▶ _EXERCISE_
Select all lines holding the word "従業員数" from the entries that follow.

▶ _DATA FOR THE TASK_
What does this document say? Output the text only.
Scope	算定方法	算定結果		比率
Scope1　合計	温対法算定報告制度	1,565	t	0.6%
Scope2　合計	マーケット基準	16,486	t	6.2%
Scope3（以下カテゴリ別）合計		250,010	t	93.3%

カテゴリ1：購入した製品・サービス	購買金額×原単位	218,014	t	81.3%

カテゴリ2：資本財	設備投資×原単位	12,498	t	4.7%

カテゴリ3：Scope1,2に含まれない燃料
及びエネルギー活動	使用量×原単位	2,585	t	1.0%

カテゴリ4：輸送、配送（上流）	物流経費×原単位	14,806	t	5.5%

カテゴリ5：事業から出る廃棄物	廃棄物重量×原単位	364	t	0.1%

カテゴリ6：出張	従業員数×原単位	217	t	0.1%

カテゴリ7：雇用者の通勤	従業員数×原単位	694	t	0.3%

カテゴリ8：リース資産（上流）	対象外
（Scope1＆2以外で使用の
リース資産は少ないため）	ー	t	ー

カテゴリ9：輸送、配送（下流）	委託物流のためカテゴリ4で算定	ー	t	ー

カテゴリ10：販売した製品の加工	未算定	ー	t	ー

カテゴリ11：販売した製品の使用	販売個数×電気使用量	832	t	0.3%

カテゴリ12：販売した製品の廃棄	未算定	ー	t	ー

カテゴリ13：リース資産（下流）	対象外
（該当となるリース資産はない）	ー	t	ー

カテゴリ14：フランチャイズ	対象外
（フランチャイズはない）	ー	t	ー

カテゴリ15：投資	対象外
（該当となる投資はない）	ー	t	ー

▶ _THE OUTPUT_
カテゴリ6：出張	従業員数×原単位	217	t	0.1%
カテゴリ7：雇用者の通勤	従業員数×原単位	694	t	0.3%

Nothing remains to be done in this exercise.